Leave the pictures out. Return all other data exactly.

— START The records —

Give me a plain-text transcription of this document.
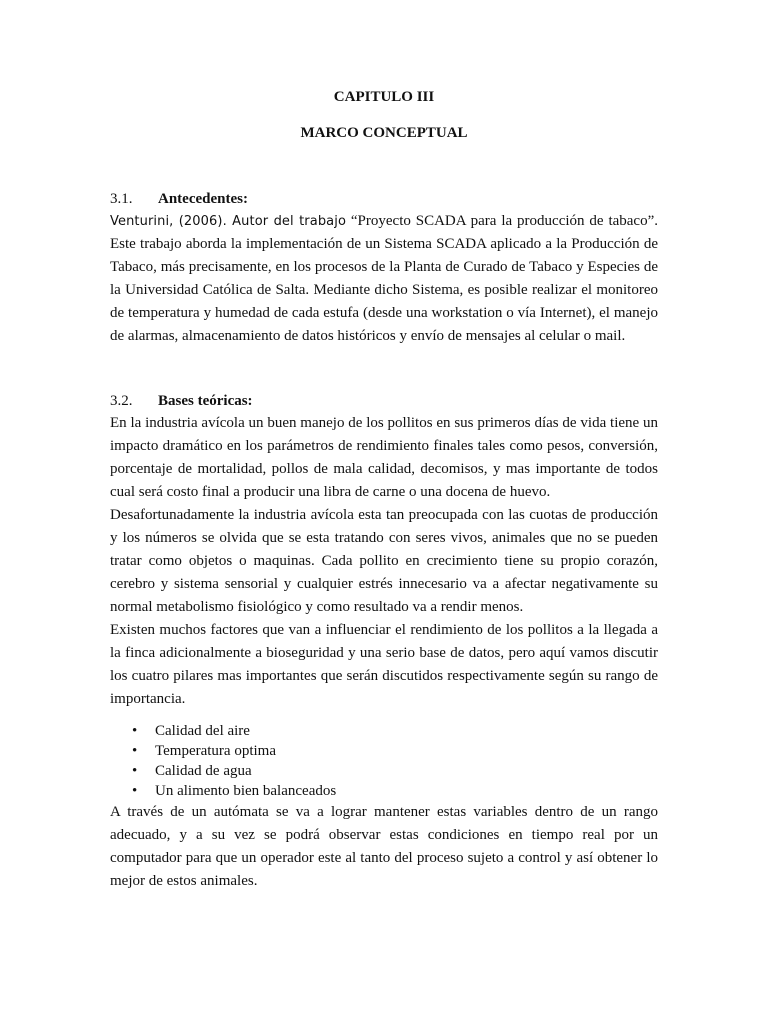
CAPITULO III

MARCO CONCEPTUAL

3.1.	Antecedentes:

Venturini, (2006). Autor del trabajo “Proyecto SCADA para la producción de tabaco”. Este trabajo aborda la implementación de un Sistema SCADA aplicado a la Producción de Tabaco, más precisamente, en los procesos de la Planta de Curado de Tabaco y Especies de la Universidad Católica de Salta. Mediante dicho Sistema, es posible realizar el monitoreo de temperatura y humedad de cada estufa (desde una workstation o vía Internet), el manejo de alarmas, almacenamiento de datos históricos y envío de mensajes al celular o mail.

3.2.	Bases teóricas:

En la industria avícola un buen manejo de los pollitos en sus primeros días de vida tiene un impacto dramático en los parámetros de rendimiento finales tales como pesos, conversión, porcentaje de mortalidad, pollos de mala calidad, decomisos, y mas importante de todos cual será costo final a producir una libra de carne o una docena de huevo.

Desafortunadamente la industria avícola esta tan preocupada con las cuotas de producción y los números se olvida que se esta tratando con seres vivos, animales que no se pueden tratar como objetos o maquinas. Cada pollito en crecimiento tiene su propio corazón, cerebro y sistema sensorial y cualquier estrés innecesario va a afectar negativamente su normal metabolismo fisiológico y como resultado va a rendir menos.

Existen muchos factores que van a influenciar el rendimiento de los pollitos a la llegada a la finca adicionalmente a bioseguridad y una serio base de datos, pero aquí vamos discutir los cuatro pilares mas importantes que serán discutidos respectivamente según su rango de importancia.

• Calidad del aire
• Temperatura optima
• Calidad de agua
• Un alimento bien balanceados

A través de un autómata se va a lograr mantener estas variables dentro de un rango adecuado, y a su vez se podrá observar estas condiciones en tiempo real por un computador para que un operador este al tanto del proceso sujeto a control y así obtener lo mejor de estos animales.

— END The records —

§ **Output for this exercise**
Give me a plain-text transcription of this document.
CAPITULO III

MARCO CONCEPTUAL

3.1.	Antecedentes:

Venturini, (2006). Autor del trabajo “Proyecto SCADA para la producción de tabaco”. Este trabajo aborda la implementación de un Sistema SCADA aplicado a la Producción de Tabaco, más precisamente, en los procesos de la Planta de Curado de Tabaco y Especies de la Universidad Católica de Salta. Mediante dicho Sistema, es posible realizar el monitoreo de temperatura y humedad de cada estufa (desde una workstation o vía Internet), el manejo de alarmas, almacenamiento de datos históricos y envío de mensajes al celular o mail.

3.2.	Bases teóricas:

En la industria avícola un buen manejo de los pollitos en sus primeros días de vida tiene un impacto dramático en los parámetros de rendimiento finales tales como pesos, conversión, porcentaje de mortalidad, pollos de mala calidad, decomisos, y mas importante de todos cual será costo final a producir una libra de carne o una docena de huevo.

Desafortunadamente la industria avícola esta tan preocupada con las cuotas de producción y los números se olvida que se esta tratando con seres vivos, animales que no se pueden tratar como objetos o maquinas. Cada pollito en crecimiento tiene su propio corazón, cerebro y sistema sensorial y cualquier estrés innecesario va a afectar negativamente su normal metabolismo fisiológico y como resultado va a rendir menos.

Existen muchos factores que van a influenciar el rendimiento de los pollitos a la llegada a la finca adicionalmente a bioseguridad y una serio base de datos, pero aquí vamos discutir los cuatro pilares mas importantes que serán discutidos respectivamente según su rango de importancia.

• Calidad del aire
• Temperatura optima
• Calidad de agua
• Un alimento bien balanceados

A través de un autómata se va a lograr mantener estas variables dentro de un rango adecuado, y a su vez se podrá observar estas condiciones en tiempo real por un computador para que un operador este al tanto del proceso sujeto a control y así obtener lo mejor de estos animales.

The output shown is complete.